# Required task
Scan the material that follows. Copy every line containing the word "here".

# Stored data
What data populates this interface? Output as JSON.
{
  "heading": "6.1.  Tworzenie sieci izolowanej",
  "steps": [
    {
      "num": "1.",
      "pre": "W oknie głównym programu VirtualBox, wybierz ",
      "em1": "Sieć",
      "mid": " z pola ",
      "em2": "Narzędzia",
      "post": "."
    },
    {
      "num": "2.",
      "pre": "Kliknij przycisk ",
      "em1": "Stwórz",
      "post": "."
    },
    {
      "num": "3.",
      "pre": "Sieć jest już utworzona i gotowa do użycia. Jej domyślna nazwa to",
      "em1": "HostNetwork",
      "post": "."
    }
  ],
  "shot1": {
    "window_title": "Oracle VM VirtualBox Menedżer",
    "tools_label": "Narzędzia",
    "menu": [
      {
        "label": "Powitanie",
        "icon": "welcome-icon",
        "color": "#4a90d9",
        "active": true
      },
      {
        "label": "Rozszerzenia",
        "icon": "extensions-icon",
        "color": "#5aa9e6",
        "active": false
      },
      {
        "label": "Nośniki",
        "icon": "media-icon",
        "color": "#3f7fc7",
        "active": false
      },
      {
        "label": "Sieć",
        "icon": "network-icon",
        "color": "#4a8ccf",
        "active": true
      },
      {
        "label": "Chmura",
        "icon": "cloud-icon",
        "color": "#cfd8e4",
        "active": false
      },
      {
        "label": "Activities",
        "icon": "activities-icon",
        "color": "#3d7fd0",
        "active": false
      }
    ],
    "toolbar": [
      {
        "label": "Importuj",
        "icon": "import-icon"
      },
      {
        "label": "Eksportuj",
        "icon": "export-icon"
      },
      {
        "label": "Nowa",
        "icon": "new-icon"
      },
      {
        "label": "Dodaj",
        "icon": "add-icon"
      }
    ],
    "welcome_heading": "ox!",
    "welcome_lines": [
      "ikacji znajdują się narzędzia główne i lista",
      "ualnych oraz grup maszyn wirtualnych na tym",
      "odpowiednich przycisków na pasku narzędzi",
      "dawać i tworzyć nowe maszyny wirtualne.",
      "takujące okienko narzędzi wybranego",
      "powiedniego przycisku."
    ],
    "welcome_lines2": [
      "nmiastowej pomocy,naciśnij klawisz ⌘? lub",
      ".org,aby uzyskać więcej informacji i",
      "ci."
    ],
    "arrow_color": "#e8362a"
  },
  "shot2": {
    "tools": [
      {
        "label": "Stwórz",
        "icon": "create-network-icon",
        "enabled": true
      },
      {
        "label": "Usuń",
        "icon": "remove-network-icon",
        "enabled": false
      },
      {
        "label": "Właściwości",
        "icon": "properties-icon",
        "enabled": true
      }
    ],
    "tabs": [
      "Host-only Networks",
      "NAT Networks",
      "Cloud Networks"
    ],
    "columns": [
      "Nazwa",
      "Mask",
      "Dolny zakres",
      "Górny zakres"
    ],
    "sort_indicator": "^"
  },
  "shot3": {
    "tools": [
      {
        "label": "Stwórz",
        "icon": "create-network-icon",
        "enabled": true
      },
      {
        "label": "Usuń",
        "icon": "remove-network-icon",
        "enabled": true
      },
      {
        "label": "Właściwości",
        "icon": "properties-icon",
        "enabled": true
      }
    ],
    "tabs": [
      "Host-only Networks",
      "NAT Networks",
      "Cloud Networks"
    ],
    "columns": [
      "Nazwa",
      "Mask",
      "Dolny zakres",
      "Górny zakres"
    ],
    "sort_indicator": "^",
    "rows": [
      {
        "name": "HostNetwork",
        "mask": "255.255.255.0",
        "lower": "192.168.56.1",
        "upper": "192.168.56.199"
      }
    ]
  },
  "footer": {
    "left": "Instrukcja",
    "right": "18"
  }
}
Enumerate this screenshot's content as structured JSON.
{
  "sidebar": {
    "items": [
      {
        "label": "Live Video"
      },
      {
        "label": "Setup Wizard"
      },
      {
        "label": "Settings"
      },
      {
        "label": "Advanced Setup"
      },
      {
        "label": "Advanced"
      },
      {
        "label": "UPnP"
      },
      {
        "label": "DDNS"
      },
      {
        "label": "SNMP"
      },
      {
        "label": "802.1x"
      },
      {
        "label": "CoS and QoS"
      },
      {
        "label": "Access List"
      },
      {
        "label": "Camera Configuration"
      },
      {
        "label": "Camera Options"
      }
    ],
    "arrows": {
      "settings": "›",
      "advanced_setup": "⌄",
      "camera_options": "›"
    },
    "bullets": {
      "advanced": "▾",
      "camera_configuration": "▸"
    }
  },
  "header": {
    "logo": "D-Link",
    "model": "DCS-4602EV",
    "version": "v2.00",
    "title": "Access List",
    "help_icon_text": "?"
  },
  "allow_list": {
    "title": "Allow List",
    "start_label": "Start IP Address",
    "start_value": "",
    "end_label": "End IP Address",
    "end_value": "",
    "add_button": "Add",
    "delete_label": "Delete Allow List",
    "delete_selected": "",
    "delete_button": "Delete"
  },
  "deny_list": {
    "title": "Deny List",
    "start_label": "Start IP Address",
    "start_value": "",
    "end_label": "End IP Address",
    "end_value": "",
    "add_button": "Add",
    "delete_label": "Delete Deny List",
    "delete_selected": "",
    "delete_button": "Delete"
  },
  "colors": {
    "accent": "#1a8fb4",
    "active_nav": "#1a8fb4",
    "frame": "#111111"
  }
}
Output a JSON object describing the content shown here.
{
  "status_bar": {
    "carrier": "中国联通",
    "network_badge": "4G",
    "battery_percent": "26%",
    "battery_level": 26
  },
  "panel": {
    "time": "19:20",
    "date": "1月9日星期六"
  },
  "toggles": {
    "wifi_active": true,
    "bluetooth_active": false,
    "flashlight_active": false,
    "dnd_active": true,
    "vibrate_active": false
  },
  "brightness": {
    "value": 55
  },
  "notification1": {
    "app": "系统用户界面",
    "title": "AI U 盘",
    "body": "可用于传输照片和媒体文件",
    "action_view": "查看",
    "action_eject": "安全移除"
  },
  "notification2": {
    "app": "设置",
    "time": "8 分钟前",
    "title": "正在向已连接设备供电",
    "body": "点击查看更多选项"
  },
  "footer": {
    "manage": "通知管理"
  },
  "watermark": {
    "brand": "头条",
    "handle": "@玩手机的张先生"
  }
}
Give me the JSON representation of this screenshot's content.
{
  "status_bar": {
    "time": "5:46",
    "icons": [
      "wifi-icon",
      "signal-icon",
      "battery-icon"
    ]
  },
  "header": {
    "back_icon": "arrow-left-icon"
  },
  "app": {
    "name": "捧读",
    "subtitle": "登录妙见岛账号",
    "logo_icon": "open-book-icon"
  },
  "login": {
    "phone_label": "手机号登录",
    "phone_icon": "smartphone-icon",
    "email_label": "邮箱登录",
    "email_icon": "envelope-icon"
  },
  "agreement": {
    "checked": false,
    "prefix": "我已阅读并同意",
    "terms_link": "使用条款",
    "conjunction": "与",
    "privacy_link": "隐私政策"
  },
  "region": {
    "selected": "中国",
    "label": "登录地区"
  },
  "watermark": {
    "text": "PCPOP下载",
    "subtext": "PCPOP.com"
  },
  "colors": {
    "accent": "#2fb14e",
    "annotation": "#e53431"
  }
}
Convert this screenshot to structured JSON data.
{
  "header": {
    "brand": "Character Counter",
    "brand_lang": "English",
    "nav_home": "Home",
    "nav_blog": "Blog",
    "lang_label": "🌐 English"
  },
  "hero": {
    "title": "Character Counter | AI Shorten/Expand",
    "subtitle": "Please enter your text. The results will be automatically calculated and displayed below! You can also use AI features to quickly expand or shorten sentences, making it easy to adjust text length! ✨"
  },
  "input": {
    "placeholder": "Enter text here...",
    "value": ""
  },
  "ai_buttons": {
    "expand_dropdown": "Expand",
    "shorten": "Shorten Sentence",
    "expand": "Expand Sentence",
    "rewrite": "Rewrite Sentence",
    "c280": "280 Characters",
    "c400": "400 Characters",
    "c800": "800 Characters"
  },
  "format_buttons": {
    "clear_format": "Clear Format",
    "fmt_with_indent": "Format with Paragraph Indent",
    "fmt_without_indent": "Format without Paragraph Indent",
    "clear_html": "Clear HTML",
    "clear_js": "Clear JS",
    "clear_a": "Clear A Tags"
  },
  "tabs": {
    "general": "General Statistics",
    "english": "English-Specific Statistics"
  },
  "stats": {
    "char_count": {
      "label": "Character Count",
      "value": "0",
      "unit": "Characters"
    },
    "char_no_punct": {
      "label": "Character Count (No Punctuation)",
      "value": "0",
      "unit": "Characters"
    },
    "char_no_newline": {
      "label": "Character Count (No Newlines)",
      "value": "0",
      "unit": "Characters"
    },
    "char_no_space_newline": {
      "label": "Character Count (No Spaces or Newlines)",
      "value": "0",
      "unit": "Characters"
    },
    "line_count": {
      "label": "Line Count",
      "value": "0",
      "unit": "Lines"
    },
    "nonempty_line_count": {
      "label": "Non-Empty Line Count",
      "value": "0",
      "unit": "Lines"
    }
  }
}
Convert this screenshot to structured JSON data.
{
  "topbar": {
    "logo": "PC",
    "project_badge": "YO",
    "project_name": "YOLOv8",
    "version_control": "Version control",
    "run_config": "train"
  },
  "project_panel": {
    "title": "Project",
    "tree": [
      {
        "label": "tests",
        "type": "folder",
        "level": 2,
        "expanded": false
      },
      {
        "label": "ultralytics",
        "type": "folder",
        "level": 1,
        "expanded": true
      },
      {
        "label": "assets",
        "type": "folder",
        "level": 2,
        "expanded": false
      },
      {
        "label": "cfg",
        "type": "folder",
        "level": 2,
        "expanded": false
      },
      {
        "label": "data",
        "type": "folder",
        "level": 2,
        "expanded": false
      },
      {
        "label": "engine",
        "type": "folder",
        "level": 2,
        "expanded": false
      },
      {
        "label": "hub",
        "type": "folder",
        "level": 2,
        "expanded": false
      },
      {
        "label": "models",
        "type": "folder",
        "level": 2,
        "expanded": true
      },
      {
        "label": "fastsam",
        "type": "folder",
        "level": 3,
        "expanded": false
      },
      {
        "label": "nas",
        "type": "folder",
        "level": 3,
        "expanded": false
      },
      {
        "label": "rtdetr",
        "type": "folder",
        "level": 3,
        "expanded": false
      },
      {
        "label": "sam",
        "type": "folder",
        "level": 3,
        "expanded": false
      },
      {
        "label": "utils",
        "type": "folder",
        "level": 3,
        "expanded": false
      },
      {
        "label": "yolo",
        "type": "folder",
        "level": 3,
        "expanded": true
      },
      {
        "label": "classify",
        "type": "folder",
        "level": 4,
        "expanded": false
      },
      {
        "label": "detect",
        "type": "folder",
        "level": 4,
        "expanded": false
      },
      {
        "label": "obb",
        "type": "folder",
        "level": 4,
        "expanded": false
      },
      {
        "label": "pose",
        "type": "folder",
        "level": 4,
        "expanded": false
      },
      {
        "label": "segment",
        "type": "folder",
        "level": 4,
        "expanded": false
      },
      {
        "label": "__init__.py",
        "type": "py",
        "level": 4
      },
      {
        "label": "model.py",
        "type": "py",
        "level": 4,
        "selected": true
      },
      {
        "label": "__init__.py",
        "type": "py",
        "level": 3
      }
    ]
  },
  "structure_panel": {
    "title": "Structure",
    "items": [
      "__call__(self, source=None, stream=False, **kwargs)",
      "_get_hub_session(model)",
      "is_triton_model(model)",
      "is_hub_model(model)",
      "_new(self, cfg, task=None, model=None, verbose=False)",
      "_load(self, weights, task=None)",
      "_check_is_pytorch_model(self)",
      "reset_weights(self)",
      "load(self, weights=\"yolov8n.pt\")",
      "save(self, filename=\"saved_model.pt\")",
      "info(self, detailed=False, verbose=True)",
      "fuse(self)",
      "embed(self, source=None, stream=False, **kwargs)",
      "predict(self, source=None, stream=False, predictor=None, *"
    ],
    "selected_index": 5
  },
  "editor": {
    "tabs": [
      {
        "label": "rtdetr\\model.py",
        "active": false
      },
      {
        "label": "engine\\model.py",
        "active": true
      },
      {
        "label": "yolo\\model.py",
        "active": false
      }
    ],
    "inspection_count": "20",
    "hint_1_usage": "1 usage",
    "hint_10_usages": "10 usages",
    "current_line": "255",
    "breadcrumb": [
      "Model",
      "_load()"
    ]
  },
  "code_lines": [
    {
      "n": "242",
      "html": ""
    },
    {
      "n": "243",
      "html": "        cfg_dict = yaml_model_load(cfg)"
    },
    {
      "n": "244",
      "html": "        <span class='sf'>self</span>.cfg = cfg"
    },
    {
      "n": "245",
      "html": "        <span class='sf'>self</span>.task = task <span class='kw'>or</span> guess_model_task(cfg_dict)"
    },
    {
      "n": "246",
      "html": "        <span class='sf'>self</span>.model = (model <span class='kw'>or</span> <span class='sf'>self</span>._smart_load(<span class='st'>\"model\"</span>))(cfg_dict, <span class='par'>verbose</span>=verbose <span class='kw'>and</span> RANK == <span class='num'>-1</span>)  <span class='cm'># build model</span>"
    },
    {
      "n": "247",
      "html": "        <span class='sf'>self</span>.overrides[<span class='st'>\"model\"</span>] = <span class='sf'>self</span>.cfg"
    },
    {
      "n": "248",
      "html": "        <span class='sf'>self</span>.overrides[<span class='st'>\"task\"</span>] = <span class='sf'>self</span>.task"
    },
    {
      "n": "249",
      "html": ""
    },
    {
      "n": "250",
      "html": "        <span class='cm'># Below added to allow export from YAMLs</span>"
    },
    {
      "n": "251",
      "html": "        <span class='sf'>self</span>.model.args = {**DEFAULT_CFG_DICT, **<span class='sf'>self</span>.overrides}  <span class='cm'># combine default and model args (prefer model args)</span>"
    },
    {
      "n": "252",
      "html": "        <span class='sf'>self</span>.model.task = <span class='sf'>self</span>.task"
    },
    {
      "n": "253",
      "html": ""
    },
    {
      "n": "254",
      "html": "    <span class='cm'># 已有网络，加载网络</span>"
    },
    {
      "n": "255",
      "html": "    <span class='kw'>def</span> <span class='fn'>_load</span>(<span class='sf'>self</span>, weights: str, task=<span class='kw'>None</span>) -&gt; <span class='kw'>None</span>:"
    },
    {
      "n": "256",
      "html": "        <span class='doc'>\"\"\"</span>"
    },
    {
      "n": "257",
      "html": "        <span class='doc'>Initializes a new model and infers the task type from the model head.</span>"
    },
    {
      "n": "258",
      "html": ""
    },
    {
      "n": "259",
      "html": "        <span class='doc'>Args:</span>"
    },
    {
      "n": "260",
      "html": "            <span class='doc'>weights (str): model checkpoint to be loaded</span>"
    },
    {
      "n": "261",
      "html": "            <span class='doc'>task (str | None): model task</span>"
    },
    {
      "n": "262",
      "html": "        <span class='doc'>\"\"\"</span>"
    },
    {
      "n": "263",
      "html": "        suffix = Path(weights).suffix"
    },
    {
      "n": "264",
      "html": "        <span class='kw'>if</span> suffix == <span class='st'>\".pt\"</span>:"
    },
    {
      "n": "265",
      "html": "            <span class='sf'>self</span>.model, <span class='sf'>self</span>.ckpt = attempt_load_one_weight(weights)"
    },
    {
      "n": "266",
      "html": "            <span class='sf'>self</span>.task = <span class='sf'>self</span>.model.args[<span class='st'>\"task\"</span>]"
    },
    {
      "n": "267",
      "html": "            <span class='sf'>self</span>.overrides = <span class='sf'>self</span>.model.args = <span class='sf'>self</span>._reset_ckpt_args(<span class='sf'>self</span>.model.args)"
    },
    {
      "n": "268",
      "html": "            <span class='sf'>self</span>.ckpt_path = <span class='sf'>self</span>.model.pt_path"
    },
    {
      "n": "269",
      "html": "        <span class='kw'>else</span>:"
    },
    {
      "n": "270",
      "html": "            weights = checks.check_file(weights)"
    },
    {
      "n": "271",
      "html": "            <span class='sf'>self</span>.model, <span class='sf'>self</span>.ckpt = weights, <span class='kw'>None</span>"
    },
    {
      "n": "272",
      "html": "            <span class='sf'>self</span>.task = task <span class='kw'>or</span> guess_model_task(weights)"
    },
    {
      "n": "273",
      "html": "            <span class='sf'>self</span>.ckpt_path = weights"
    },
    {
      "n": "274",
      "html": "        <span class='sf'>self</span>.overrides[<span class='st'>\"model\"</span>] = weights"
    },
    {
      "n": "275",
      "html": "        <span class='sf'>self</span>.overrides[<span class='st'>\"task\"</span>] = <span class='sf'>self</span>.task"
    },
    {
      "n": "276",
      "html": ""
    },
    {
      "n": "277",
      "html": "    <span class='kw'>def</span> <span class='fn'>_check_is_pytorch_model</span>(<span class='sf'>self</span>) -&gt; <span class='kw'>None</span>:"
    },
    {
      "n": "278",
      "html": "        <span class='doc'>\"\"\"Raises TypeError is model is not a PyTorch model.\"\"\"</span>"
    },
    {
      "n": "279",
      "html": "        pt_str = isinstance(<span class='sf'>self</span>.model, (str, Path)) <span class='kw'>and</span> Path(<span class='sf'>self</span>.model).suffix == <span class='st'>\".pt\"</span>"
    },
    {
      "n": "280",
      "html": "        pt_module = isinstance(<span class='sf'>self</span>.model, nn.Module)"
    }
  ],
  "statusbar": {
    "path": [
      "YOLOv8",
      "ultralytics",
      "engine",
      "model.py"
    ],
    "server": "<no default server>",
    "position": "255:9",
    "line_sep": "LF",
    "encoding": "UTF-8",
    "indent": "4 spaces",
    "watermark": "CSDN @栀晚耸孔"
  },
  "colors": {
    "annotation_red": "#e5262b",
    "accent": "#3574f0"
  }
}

# Full response
Output a JSON object describing the content shown here.
    "placeholder": "Enter text here...",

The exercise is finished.